## Objective:
Pull out from the material below all lines with "större".

----

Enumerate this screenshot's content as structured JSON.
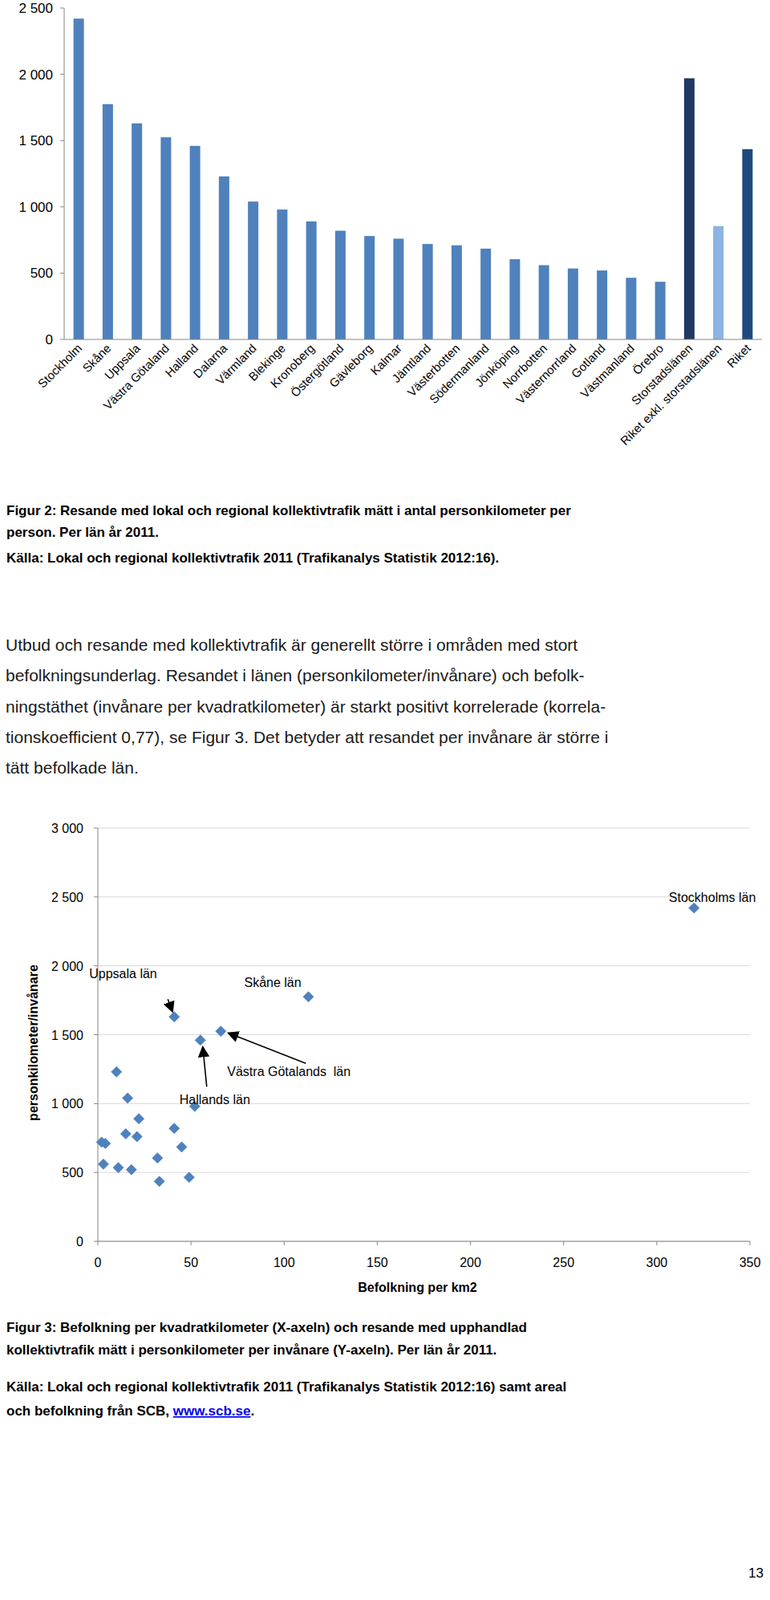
{
  "chart_data": [
    {
      "type": "bar",
      "categories": [
        "Stockholm",
        "Skåne",
        "Uppsala",
        "Västra Götaland",
        "Halland",
        "Dalarna",
        "Värmland",
        "Blekinge",
        "Kronoberg",
        "Östergötland",
        "Gävleborg",
        "Kalmar",
        "Jämtland",
        "Västerbotten",
        "Södermanland",
        "Jönköping",
        "Norrbotten",
        "Västernorrland",
        "Gotland",
        "Västmanland",
        "Örebro",
        "Storstadslänen",
        "Riket exkl. storstadslänen",
        "Riket"
      ],
      "values": [
        2420,
        1775,
        1630,
        1525,
        1460,
        1230,
        1040,
        980,
        890,
        820,
        780,
        760,
        720,
        710,
        685,
        605,
        560,
        535,
        520,
        465,
        435,
        1970,
        855,
        1435
      ],
      "colors": [
        "#4f81bd",
        "#4f81bd",
        "#4f81bd",
        "#4f81bd",
        "#4f81bd",
        "#4f81bd",
        "#4f81bd",
        "#4f81bd",
        "#4f81bd",
        "#4f81bd",
        "#4f81bd",
        "#4f81bd",
        "#4f81bd",
        "#4f81bd",
        "#4f81bd",
        "#4f81bd",
        "#4f81bd",
        "#4f81bd",
        "#4f81bd",
        "#4f81bd",
        "#4f81bd",
        "#1f3864",
        "#8db4e2",
        "#1f497d"
      ],
      "ylim": [
        0,
        2500
      ],
      "yticks": [
        0,
        500,
        {
          "value": 1000,
          "label": "1 000"
        },
        {
          "value": 1500,
          "label": "1 500"
        },
        {
          "value": 2000,
          "label": "2 000"
        },
        {
          "value": 2500,
          "label": "2 500"
        }
      ],
      "grid": false
    },
    {
      "type": "scatter",
      "x_label": "Befolkning per km2",
      "y_label": "personkilometer/invånare",
      "x": [
        320,
        113,
        41,
        66,
        55,
        10,
        16,
        52,
        22,
        41,
        15,
        21,
        2,
        4,
        45,
        32,
        3,
        11,
        18,
        49,
        33
      ],
      "values": [
        2420,
        1775,
        1630,
        1525,
        1460,
        1230,
        1040,
        980,
        890,
        820,
        780,
        760,
        720,
        710,
        685,
        605,
        560,
        535,
        520,
        465,
        435
      ],
      "point_labels": [
        "Stockholms län",
        "Skåne län",
        "Uppsala län",
        "Västra Götalands  län",
        "Hallands län",
        null,
        null,
        null,
        null,
        null,
        null,
        null,
        null,
        null,
        null,
        null,
        null,
        null,
        null,
        null,
        null
      ],
      "color": "#4f81bd",
      "marker": "diamond",
      "xlim": [
        0,
        350
      ],
      "xticks": [
        0,
        50,
        100,
        150,
        200,
        250,
        300,
        350
      ],
      "ylim": [
        0,
        3000
      ],
      "yticks": [
        0,
        500,
        {
          "value": 1000,
          "label": "1 000"
        },
        {
          "value": 1500,
          "label": "1 500"
        },
        {
          "value": 2000,
          "label": "2 000"
        },
        {
          "value": 2500,
          "label": "2 500"
        },
        {
          "value": 3000,
          "label": "3 000"
        }
      ],
      "grid": true
    }
  ],
  "page": {
    "figure2_caption": [
      "Figur 2: Resande med lokal och regional kollektivtrafik mätt i antal personkilometer per",
      "person. Per län år 2011."
    ],
    "figure2_source": "Källa: Lokal och regional kollektivtrafik 2011 (Trafikanalys Statistik 2012:16).",
    "paragraph": [
      "Utbud och resande med kollektivtrafik är generellt större i områden med stort",
      "befolkningsunderlag. Resandet i länen (personkilometer/invånare) och befolk-",
      "ningstäthet (invånare per kvadratkilometer) är starkt positivt korrelerade (korrela-",
      "tionskoefficient 0,77), se Figur 3. Det betyder att resandet per invånare är större i",
      "tätt befolkade län."
    ],
    "figure3_caption": [
      "Figur 3: Befolkning per kvadratkilometer (X-axeln) och resande med upphandlad",
      "kollektivtrafik mätt i personkilometer per invånare (Y-axeln). Per län år 2011."
    ],
    "figure3_source": [
      "Källa: Lokal och regional kollektivtrafik 2011 (Trafikanalys Statistik 2012:16) samt areal",
      "och befolkning från SCB, "
    ],
    "figure3_link": "www.scb.se",
    "figure3_end": ".",
    "page_number": "13"
  }
}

----

## Complete output:
      "Utbud och resande med kollektivtrafik är generellt större i områden med stort",
      "tionskoefficient 0,77), se Figur 3. Det betyder att resandet per invånare är större i",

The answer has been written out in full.